**BRIEF**
For the data below, work out how many lines include the string "Osiguranici" and report only the number.

**DATA SHOWN**
########################################
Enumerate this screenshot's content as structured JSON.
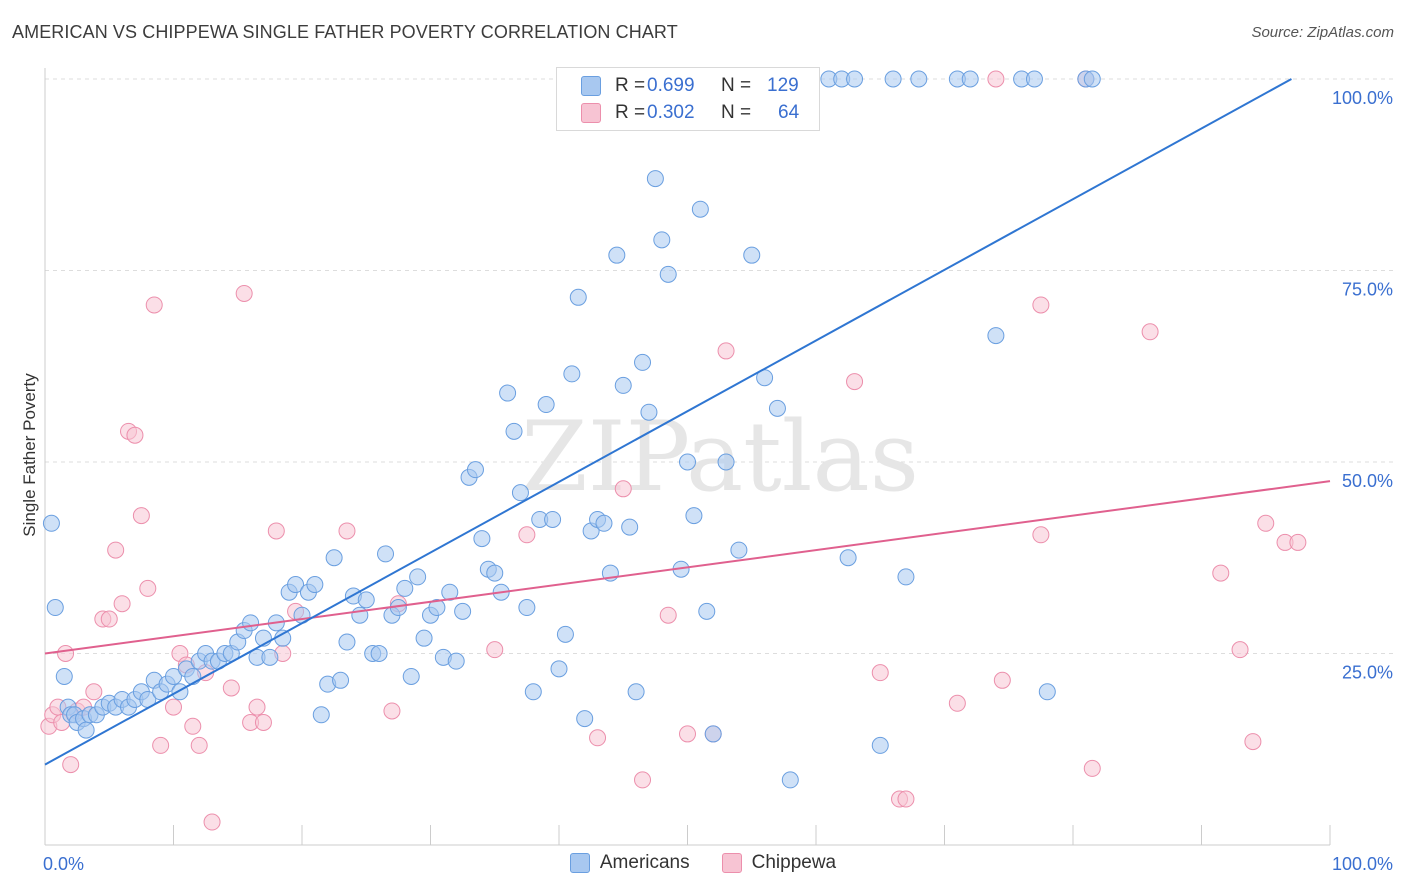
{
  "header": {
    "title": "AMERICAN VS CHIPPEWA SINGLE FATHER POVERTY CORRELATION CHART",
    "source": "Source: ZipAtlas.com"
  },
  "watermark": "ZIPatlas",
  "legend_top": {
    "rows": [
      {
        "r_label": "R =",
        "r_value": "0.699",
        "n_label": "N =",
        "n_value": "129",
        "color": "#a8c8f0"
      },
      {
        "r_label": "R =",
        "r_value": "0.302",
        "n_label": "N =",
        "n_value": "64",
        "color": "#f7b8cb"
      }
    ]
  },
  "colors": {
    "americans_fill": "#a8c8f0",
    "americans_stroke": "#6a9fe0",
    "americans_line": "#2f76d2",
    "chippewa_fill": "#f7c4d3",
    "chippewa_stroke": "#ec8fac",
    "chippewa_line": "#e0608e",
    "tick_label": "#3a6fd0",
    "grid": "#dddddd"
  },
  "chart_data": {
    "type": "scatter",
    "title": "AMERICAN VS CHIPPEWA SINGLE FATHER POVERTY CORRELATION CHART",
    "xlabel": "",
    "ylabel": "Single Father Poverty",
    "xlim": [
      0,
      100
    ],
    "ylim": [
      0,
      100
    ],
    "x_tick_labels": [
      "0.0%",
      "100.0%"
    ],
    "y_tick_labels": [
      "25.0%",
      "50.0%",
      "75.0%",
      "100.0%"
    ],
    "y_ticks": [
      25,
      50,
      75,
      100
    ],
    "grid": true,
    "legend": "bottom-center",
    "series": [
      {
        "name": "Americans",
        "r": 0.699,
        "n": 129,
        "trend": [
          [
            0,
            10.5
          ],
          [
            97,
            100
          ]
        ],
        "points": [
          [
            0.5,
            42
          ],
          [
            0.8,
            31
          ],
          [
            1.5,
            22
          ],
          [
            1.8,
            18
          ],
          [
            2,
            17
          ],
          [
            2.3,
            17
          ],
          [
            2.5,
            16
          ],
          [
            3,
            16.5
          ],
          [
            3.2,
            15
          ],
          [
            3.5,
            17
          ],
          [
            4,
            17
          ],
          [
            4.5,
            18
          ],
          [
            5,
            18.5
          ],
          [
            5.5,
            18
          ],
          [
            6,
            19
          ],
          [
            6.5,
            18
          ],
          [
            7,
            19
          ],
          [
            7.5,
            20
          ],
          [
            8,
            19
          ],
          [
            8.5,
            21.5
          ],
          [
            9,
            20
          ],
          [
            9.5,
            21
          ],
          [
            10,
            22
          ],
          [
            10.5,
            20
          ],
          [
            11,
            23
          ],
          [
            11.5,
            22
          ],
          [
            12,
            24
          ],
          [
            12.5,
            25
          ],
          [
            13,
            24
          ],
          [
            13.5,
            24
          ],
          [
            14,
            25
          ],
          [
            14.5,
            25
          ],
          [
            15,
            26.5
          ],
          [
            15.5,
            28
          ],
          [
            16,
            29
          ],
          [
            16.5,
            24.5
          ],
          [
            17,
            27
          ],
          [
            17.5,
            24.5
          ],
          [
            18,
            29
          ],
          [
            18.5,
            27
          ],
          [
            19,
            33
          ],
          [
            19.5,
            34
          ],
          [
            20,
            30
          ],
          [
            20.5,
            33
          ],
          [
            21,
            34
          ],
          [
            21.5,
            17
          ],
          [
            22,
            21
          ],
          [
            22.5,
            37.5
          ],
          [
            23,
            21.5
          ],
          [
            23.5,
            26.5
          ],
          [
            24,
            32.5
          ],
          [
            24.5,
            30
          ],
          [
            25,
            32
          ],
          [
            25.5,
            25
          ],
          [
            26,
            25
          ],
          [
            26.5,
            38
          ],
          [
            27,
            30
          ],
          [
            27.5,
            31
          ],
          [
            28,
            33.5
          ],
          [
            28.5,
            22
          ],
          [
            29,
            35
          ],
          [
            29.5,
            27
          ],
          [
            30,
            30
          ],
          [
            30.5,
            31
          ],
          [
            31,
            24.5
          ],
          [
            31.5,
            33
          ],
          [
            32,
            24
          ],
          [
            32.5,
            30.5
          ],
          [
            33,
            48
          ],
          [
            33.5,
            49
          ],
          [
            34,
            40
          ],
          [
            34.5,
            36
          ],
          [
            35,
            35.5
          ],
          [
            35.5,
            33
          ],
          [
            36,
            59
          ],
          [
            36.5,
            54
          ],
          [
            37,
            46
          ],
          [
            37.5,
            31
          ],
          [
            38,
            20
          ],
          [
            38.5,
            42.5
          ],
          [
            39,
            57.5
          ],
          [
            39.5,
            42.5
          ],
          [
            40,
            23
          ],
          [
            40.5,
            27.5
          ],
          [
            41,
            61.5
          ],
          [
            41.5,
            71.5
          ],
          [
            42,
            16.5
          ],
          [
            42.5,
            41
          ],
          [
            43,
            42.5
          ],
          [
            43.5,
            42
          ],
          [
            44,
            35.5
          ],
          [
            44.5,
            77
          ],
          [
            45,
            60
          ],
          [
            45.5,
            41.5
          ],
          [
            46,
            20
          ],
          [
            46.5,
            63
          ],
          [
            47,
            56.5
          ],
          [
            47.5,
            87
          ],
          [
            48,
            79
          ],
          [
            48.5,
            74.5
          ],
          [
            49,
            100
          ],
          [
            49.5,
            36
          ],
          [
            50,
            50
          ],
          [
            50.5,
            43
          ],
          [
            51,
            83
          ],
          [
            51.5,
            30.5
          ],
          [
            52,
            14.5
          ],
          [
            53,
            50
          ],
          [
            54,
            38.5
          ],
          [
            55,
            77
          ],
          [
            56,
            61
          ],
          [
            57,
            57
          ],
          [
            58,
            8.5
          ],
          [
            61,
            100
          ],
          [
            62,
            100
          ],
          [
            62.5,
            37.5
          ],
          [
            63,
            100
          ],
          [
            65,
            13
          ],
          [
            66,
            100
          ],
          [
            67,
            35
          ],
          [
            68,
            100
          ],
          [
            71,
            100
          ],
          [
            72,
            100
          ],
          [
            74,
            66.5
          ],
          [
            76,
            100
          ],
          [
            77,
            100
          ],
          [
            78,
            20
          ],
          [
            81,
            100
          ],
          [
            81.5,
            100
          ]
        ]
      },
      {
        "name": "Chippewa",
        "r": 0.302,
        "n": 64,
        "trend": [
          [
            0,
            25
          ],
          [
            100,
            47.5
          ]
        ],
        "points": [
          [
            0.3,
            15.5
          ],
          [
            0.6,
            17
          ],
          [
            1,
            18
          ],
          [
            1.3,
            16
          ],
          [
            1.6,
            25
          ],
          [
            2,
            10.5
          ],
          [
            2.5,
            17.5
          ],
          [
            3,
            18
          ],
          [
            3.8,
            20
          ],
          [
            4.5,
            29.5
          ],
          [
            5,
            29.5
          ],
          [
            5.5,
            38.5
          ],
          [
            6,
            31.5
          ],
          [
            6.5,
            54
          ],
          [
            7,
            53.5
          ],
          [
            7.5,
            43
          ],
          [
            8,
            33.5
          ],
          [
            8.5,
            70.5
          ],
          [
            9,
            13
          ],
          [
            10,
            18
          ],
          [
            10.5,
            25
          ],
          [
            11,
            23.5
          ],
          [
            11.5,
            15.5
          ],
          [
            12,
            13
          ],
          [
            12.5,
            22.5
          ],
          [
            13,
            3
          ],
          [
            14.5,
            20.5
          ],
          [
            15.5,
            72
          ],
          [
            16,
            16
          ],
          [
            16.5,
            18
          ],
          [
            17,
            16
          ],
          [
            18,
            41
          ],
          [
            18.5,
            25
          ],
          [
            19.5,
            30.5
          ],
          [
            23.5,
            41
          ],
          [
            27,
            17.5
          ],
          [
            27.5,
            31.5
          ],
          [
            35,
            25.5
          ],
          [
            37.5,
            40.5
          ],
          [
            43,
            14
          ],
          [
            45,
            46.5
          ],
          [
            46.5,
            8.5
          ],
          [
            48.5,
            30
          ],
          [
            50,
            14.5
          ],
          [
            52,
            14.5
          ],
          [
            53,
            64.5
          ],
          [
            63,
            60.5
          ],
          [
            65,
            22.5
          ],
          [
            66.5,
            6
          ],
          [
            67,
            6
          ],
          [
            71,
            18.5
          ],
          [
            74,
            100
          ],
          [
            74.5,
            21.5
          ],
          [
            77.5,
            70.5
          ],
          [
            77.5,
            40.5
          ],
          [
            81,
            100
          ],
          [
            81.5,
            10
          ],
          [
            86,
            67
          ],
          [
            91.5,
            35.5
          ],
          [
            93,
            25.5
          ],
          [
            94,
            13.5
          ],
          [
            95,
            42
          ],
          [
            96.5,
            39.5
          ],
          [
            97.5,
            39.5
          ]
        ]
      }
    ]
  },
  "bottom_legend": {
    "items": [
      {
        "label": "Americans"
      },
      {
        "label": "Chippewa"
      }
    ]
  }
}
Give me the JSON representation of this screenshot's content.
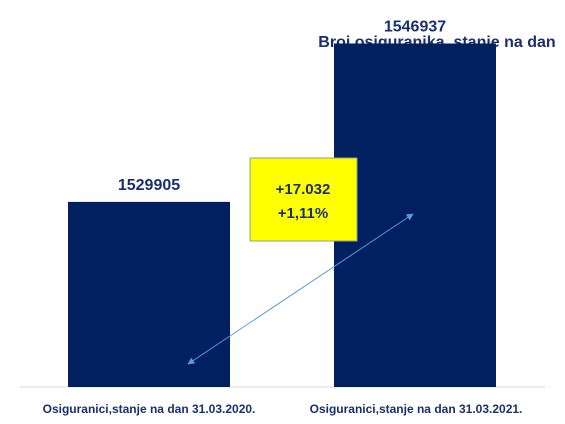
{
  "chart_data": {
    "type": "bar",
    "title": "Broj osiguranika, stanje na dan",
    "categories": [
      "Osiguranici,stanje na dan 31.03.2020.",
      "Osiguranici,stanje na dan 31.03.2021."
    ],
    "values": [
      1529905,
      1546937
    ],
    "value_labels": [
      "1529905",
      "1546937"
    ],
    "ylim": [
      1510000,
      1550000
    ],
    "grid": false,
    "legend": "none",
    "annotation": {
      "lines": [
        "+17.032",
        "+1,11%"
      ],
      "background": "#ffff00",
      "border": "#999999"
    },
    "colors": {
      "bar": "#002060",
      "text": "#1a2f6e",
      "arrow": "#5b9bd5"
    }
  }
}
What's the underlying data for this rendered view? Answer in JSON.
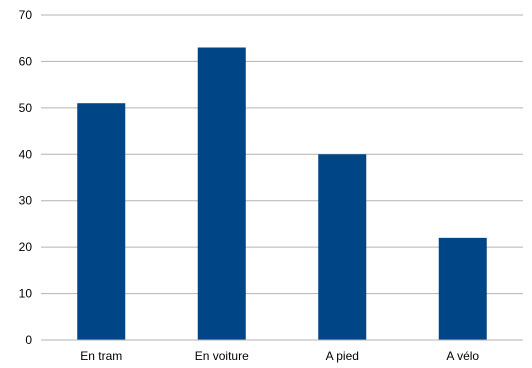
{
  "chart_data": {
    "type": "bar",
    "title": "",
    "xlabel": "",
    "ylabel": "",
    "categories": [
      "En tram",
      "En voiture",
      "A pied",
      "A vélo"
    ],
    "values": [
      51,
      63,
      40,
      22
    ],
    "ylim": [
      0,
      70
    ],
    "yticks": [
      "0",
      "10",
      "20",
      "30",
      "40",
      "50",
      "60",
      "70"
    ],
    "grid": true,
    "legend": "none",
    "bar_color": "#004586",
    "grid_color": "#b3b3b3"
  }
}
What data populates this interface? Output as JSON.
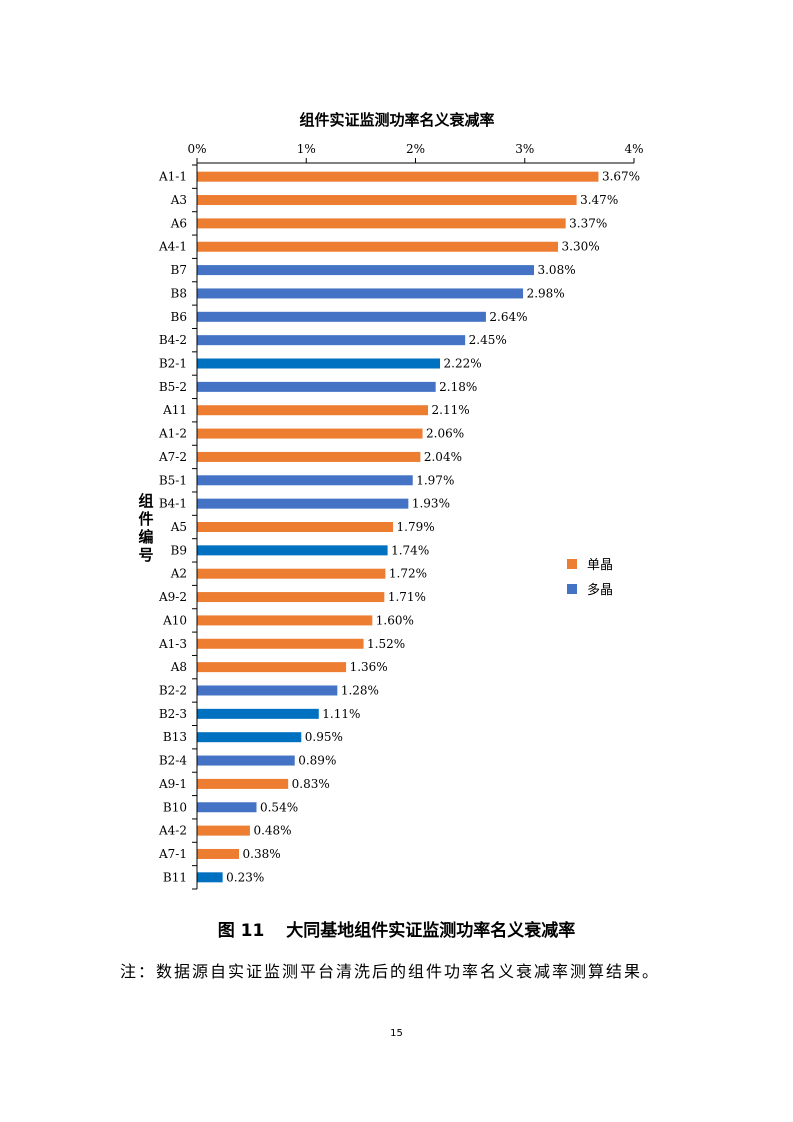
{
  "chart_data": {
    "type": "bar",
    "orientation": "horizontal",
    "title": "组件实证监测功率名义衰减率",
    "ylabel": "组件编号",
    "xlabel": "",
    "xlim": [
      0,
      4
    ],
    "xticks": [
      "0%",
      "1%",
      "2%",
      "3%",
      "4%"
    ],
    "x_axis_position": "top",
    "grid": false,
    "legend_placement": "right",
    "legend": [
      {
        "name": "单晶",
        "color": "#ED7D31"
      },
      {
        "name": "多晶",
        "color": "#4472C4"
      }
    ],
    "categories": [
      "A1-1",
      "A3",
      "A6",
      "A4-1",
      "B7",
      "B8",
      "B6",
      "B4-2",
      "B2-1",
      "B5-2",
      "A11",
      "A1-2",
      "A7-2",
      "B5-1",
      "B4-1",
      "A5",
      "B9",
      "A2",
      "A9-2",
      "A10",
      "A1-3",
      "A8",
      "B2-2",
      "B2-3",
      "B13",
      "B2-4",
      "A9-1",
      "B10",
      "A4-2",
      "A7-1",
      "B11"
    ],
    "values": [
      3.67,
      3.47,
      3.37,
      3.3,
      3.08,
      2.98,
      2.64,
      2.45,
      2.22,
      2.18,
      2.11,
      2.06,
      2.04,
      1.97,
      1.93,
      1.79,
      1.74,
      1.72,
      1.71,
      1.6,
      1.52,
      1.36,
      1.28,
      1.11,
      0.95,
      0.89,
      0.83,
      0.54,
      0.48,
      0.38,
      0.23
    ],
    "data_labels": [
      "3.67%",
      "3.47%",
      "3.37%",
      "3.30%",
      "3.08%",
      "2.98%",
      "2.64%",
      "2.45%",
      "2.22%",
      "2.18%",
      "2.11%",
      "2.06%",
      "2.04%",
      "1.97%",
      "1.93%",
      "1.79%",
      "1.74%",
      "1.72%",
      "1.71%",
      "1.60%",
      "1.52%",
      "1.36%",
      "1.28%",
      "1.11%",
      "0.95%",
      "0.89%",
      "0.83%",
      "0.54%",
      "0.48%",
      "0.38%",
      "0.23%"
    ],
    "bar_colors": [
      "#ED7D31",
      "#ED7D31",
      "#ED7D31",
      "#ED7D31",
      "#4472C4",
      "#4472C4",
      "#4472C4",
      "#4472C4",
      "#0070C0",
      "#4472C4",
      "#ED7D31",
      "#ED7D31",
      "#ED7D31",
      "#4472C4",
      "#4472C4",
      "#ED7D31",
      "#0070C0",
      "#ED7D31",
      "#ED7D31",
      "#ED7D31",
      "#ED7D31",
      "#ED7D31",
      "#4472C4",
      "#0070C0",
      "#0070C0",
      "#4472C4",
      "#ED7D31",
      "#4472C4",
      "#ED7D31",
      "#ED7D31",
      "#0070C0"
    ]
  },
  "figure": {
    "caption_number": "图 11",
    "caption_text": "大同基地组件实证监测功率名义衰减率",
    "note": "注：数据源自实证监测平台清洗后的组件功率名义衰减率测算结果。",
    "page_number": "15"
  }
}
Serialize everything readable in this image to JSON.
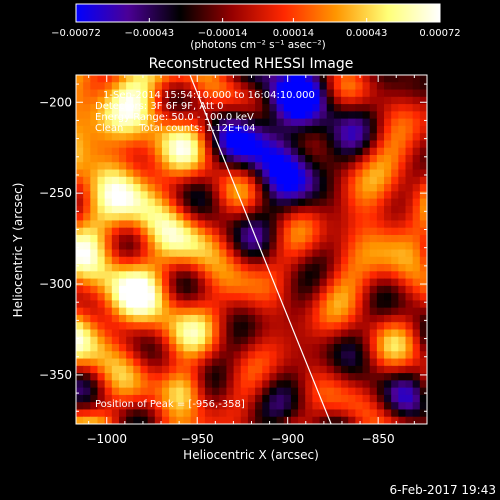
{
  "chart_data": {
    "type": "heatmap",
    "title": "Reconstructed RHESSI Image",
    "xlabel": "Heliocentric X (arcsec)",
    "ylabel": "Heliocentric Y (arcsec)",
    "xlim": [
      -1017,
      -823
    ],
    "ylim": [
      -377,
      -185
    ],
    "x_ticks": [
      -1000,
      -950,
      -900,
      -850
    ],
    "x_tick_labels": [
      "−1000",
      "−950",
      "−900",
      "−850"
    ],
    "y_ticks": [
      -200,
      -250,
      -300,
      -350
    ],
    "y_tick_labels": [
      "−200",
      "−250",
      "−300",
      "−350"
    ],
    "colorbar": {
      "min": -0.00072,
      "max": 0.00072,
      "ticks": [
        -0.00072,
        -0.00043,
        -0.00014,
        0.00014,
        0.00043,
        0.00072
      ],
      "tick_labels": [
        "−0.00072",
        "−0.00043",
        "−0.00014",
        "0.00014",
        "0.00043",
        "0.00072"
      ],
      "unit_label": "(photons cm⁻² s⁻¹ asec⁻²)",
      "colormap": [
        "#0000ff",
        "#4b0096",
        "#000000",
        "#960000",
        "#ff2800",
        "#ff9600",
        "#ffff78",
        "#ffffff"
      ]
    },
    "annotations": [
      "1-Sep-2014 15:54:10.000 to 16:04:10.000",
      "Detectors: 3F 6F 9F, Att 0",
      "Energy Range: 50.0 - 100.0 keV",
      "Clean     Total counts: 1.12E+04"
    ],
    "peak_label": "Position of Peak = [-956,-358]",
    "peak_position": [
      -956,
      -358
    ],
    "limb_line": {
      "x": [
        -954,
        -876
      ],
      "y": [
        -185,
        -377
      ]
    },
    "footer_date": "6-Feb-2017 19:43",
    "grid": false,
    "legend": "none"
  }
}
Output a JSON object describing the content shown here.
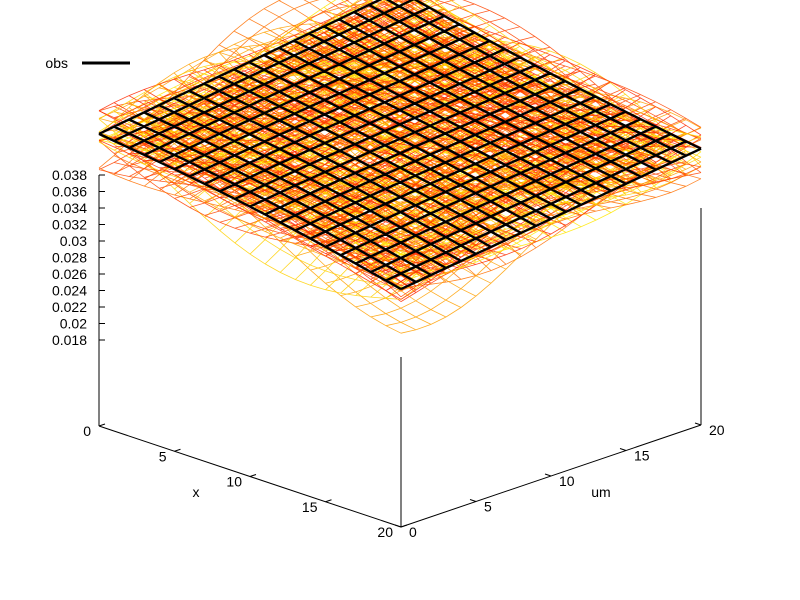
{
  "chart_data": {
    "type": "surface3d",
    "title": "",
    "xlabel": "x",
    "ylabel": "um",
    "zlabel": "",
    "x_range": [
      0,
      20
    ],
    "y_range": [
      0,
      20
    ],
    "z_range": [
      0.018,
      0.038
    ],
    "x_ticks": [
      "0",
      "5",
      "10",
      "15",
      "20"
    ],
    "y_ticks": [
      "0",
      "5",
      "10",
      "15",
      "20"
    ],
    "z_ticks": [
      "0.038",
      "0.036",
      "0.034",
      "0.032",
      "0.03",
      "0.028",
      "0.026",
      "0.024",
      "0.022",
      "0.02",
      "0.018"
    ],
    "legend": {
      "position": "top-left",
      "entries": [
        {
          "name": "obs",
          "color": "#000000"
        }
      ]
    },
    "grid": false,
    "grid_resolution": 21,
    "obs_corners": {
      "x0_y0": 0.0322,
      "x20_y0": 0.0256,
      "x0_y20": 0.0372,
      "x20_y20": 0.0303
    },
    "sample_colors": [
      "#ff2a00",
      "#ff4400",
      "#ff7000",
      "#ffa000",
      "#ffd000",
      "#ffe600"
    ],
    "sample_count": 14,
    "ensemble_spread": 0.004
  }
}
########################################
**FINISHED TASK**
2